### PROBLEM REQUIREMENTS
Every line of the material that follows must be printed again exactly.

### DATA PROVIDED

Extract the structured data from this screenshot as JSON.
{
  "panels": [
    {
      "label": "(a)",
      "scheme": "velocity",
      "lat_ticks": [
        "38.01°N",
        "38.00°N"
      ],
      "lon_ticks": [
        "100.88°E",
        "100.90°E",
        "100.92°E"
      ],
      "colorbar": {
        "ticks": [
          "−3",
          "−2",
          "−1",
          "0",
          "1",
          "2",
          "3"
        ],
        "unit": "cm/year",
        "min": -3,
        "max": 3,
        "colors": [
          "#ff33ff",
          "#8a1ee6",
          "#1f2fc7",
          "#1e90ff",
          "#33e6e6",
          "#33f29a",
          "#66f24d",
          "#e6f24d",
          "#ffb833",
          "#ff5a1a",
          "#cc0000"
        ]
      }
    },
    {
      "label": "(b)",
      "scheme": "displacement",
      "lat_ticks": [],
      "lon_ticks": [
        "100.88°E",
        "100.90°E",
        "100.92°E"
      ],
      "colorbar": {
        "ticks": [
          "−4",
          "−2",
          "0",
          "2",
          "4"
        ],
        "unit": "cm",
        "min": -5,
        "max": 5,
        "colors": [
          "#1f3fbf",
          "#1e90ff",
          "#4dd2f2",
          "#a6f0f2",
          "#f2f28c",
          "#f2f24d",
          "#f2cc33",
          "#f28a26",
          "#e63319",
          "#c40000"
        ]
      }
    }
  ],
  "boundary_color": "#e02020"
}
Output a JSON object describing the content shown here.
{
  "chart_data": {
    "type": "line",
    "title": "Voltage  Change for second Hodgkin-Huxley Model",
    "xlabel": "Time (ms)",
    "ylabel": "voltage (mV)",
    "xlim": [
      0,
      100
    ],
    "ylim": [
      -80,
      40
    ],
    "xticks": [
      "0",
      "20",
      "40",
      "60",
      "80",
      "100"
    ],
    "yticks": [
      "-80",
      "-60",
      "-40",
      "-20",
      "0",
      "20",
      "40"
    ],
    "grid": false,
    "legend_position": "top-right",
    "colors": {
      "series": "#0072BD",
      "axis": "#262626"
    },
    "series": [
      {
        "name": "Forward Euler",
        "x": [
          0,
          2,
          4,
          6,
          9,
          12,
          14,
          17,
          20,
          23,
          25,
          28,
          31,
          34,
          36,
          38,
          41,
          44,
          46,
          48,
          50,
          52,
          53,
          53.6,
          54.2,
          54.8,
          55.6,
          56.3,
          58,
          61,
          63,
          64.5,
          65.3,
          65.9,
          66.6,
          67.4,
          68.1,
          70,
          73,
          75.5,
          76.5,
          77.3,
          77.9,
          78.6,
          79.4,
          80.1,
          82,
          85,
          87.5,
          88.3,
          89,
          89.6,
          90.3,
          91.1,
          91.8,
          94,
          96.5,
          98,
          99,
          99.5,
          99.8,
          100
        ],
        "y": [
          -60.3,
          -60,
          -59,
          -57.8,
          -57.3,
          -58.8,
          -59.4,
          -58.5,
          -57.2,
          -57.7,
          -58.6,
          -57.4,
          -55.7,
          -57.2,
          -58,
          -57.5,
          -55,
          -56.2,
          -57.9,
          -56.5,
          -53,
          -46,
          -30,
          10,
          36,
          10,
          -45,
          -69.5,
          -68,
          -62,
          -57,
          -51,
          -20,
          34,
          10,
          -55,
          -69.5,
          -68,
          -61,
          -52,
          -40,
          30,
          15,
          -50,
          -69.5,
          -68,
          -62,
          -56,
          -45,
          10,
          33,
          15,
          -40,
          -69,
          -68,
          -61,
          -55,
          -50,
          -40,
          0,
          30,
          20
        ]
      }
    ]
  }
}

### FULL RESPONSE
Extract the structured data from this screenshot as JSON.
{
  "panels": [
    {
      "label": "(a)",
      "scheme": "velocity",
      "lat_ticks": [
        "38.01°N",
        "38.00°N"
      ],
      "lon_ticks": [
        "100.88°E",
        "100.90°E",
        "100.92°E"
      ],
      "colorbar": {
        "ticks": [
          "−3",
          "−2",
          "−1",
          "0",
          "1",
          "2",
          "3"
        ],
        "unit": "cm/year",
        "min": -3,
        "max": 3,
        "colors": [
          "#ff33ff",
          "#8a1ee6",
          "#1f2fc7",
          "#1e90ff",
          "#33e6e6",
          "#33f29a",
          "#66f24d",
          "#e6f24d",
          "#ffb833",
          "#ff5a1a",
          "#cc0000"
        ]
      }
    },
    {
      "label": "(b)",
      "scheme": "displacement",
      "lat_ticks": [],
      "lon_ticks": [
        "100.88°E",
        "100.90°E",
        "100.92°E"
      ],
      "colorbar": {
        "ticks": [
          "−4",
          "−2",
          "0",
          "2",
          "4"
        ],
        "unit": "cm",
        "min": -5,
        "max": 5,
        "colors": [
          "#1f3fbf",
          "#1e90ff",
          "#4dd2f2",
          "#a6f0f2",
          "#f2f28c",
          "#f2f24d",
          "#f2cc33",
          "#f28a26",
          "#e63319",
          "#c40000"
        ]
      }
    }
  ],
  "boundary_color": "#e02020"
}
Output a JSON object describing the content shown here.
{
  "chart_data": {
    "type": "line",
    "title": "Voltage  Change for second Hodgkin-Huxley Model",
    "xlabel": "Time (ms)",
    "ylabel": "voltage (mV)",
    "xlim": [
      0,
      100
    ],
    "ylim": [
      -80,
      40
    ],
    "xticks": [
      "0",
      "20",
      "40",
      "60",
      "80",
      "100"
    ],
    "yticks": [
      "-80",
      "-60",
      "-40",
      "-20",
      "0",
      "20",
      "40"
    ],
    "grid": false,
    "legend_position": "top-right",
    "colors": {
      "series": "#0072BD",
      "axis": "#262626"
    },
    "series": [
      {
        "name": "Forward Euler",
        "x": [
          0,
          2,
          4,
          6,
          9,
          12,
          14,
          17,
          20,
          23,
          25,
          28,
          31,
          34,
          36,
          38,
          41,
          44,
          46,
          48,
          50,
          52,
          53,
          53.6,
          54.2,
          54.8,
          55.6,
          56.3,
          58,
          61,
          63,
          64.5,
          65.3,
          65.9,
          66.6,
          67.4,
          68.1,
          70,
          73,
          75.5,
          76.5,
          77.3,
          77.9,
          78.6,
          79.4,
          80.1,
          82,
          85,
          87.5,
          88.3,
          89,
          89.6,
          90.3,
          91.1,
          91.8,
          94,
          96.5,
          98,
          99,
          99.5,
          99.8,
          100
        ],
        "y": [
          -60.3,
          -60,
          -59,
          -57.8,
          -57.3,
          -58.8,
          -59.4,
          -58.5,
          -57.2,
          -57.7,
          -58.6,
          -57.4,
          -55.7,
          -57.2,
          -58,
          -57.5,
          -55,
          -56.2,
          -57.9,
          -56.5,
          -53,
          -46,
          -30,
          10,
          36,
          10,
          -45,
          -69.5,
          -68,
          -62,
          -57,
          -51,
          -20,
          34,
          10,
          -55,
          -69.5,
          -68,
          -61,
          -52,
          -40,
          30,
          15,
          -50,
          -69.5,
          -68,
          -62,
          -56,
          -45,
          10,
          33,
          15,
          -40,
          -69,
          -68,
          -61,
          -55,
          -50,
          -40,
          0,
          30,
          20
        ]
      }
    ]
  }
}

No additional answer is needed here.